## TASK REQUIREMENTS:
Transcribe the whole listing without a single picture.

## DATA EXCERPTS:
·····

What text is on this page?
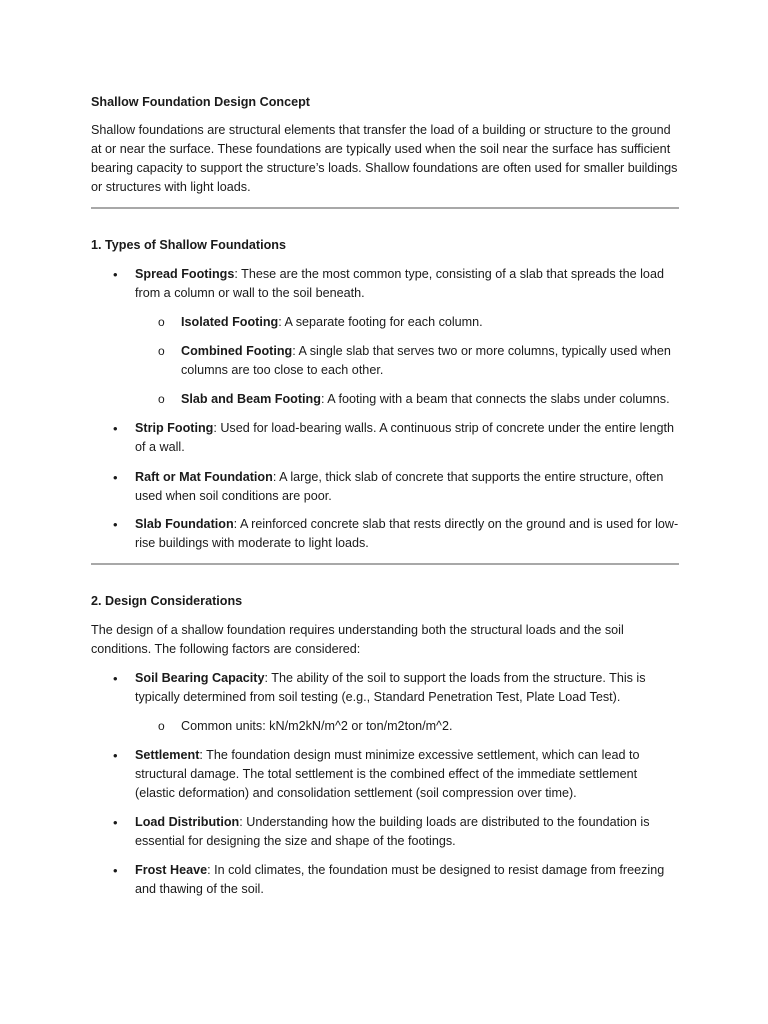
Shallow Foundation Design Concept

Shallow foundations are structural elements that transfer the load of a building or structure to the ground at or near the surface. These foundations are typically used when the soil near the surface has sufficient bearing capacity to support the structure’s loads. Shallow foundations are often used for smaller buildings or structures with light loads.

1. Types of Shallow Foundations

• Spread Footings: These are the most common type, consisting of a slab that spreads the load from a column or wall to the soil beneath.

o Isolated Footing: A separate footing for each column.

o Combined Footing: A single slab that serves two or more columns, typically used when columns are too close to each other.

o Slab and Beam Footing: A footing with a beam that connects the slabs under columns.

• Strip Footing: Used for load-bearing walls. A continuous strip of concrete under the entire length of a wall.

• Raft or Mat Foundation: A large, thick slab of concrete that supports the entire structure, often used when soil conditions are poor.

• Slab Foundation: A reinforced concrete slab that rests directly on the ground and is used for low-rise buildings with moderate to light loads.

2. Design Considerations

The design of a shallow foundation requires understanding both the structural loads and the soil conditions. The following factors are considered:

• Soil Bearing Capacity: The ability of the soil to support the loads from the structure. This is typically determined from soil testing (e.g., Standard Penetration Test, Plate Load Test).

o Common units: kN/m2kN/m^2 or ton/m2ton/m^2.

• Settlement: The foundation design must minimize excessive settlement, which can lead to structural damage. The total settlement is the combined effect of the immediate settlement (elastic deformation) and consolidation settlement (soil compression over time).

• Load Distribution: Understanding how the building loads are distributed to the foundation is essential for designing the size and shape of the footings.

• Frost Heave: In cold climates, the foundation must be designed to resist damage from freezing and thawing of the soil.
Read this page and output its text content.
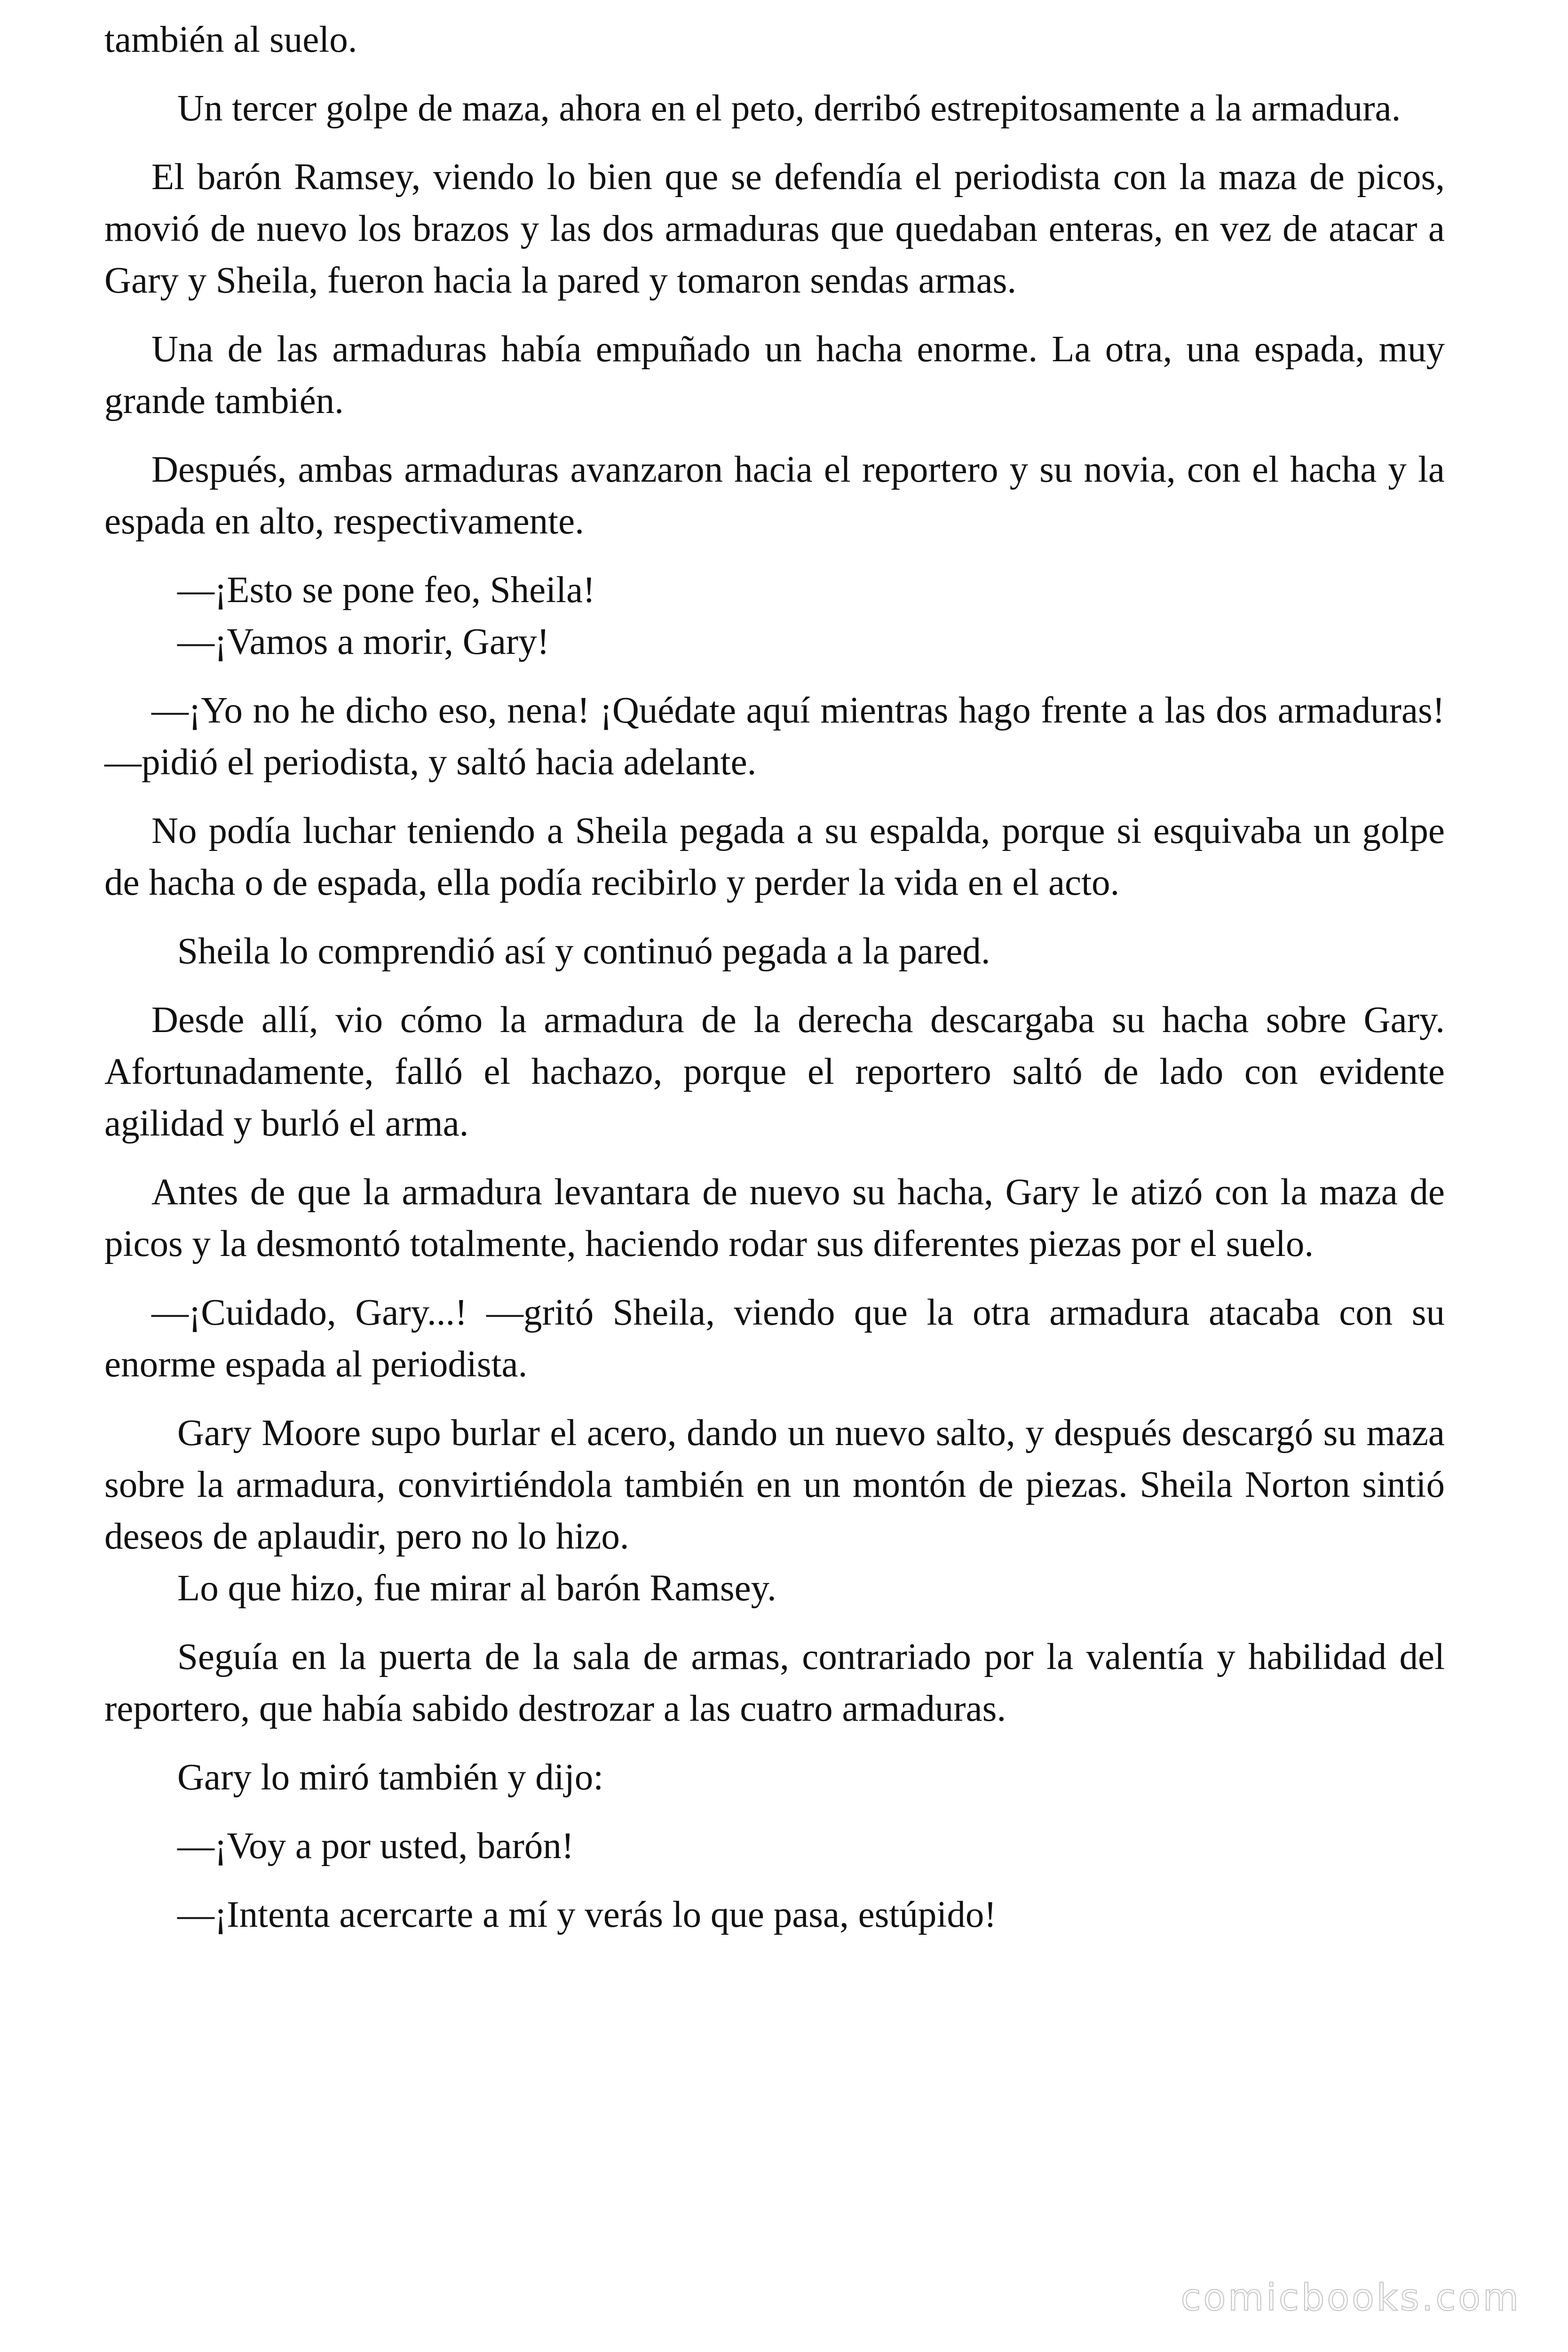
también al suelo.

Un tercer golpe de maza, ahora en el peto, derribó estrepitosamente a la armadura.

El barón Ramsey, viendo lo bien que se defendía el periodista con la maza de picos, movió de nuevo los brazos y las dos armaduras que quedaban enteras, en vez de atacar a Gary y Sheila, fueron hacia la pared y tomaron sendas armas.

Una de las armaduras había empuñado un hacha enorme. La otra, una espada, muy grande también.

Después, ambas armaduras avanzaron hacia el reportero y su novia, con el hacha y la espada en alto, respectivamente.

—¡Esto se pone feo, Sheila!

—¡Vamos a morir, Gary!

—¡Yo no he dicho eso, nena! ¡Quédate aquí mientras hago frente a las dos armaduras! —pidió el periodista, y saltó hacia adelante.

No podía luchar teniendo a Sheila pegada a su espalda, porque si esquivaba un golpe de hacha o de espada, ella podía recibirlo y perder la vida en el acto.

Sheila lo comprendió así y continuó pegada a la pared.

Desde allí, vio cómo la armadura de la derecha descargaba su hacha sobre Gary. Afortunadamente, falló el hachazo, porque el reportero saltó de lado con evidente agilidad y burló el arma.

Antes de que la armadura levantara de nuevo su hacha, Gary le atizó con la maza de picos y la desmontó totalmente, haciendo rodar sus diferentes piezas por el suelo.

—¡Cuidado, Gary...! —gritó Sheila, viendo que la otra armadura atacaba con su enorme espada al periodista.

Gary Moore supo burlar el acero, dando un nuevo salto, y después descargó su maza sobre la armadura, convirtiéndola también en un montón de piezas. Sheila Norton sintió deseos de aplaudir, pero no lo hizo.

Lo que hizo, fue mirar al barón Ramsey.

Seguía en la puerta de la sala de armas, contrariado por la valentía y habilidad del reportero, que había sabido destrozar a las cuatro armaduras.

Gary lo miró también y dijo:

—¡Voy a por usted, barón!

—¡Intenta acercarte a mí y verás lo que pasa, estúpido!

comicbooks.com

·····

## IN RESPONSE:
What text is on this page?
Shallow Foundation Design Concept

Shallow foundations are structural elements that transfer the load of a building or structure to the ground at or near the surface. These foundations are typically used when the soil near the surface has sufficient bearing capacity to support the structure’s loads. Shallow foundations are often used for smaller buildings or structures with light loads.

1. Types of Shallow Foundations

• Spread Footings: These are the most common type, consisting of a slab that spreads the load from a column or wall to the soil beneath.

o Isolated Footing: A separate footing for each column.

o Combined Footing: A single slab that serves two or more columns, typically used when columns are too close to each other.

o Slab and Beam Footing: A footing with a beam that connects the slabs under columns.

• Strip Footing: Used for load-bearing walls. A continuous strip of concrete under the entire length of a wall.

• Raft or Mat Foundation: A large, thick slab of concrete that supports the entire structure, often used when soil conditions are poor.

• Slab Foundation: A reinforced concrete slab that rests directly on the ground and is used for low-rise buildings with moderate to light loads.

2. Design Considerations

The design of a shallow foundation requires understanding both the structural loads and the soil conditions. The following factors are considered:

• Soil Bearing Capacity: The ability of the soil to support the loads from the structure. This is typically determined from soil testing (e.g., Standard Penetration Test, Plate Load Test).

o Common units: kN/m2kN/m^2 or ton/m2ton/m^2.

• Settlement: The foundation design must minimize excessive settlement, which can lead to structural damage. The total settlement is the combined effect of the immediate settlement (elastic deformation) and consolidation settlement (soil compression over time).

• Load Distribution: Understanding how the building loads are distributed to the foundation is essential for designing the size and shape of the footings.

• Frost Heave: In cold climates, the foundation must be designed to resist damage from freezing and thawing of the soil.
Read this page and output its text content.
también al suelo.

Un tercer golpe de maza, ahora en el peto, derribó estrepitosamente a la armadura.

El barón Ramsey, viendo lo bien que se defendía el periodista con la maza de picos, movió de nuevo los brazos y las dos armaduras que quedaban enteras, en vez de atacar a Gary y Sheila, fueron hacia la pared y tomaron sendas armas.

Una de las armaduras había empuñado un hacha enorme. La otra, una espada, muy grande también.

Después, ambas armaduras avanzaron hacia el reportero y su novia, con el hacha y la espada en alto, respectivamente.

—¡Esto se pone feo, Sheila!

—¡Vamos a morir, Gary!

—¡Yo no he dicho eso, nena! ¡Quédate aquí mientras hago frente a las dos armaduras! —pidió el periodista, y saltó hacia adelante.

No podía luchar teniendo a Sheila pegada a su espalda, porque si esquivaba un golpe de hacha o de espada, ella podía recibirlo y perder la vida en el acto.

Sheila lo comprendió así y continuó pegada a la pared.

Desde allí, vio cómo la armadura de la derecha descargaba su hacha sobre Gary. Afortunadamente, falló el hachazo, porque el reportero saltó de lado con evidente agilidad y burló el arma.

Antes de que la armadura levantara de nuevo su hacha, Gary le atizó con la maza de picos y la desmontó totalmente, haciendo rodar sus diferentes piezas por el suelo.

—¡Cuidado, Gary...! —gritó Sheila, viendo que la otra armadura atacaba con su enorme espada al periodista.

Gary Moore supo burlar el acero, dando un nuevo salto, y después descargó su maza sobre la armadura, convirtiéndola también en un montón de piezas. Sheila Norton sintió deseos de aplaudir, pero no lo hizo.

Lo que hizo, fue mirar al barón Ramsey.

Seguía en la puerta de la sala de armas, contrariado por la valentía y habilidad del reportero, que había sabido destrozar a las cuatro armaduras.

Gary lo miró también y dijo:

—¡Voy a por usted, barón!

—¡Intenta acercarte a mí y verás lo que pasa, estúpido!

comicbooks.com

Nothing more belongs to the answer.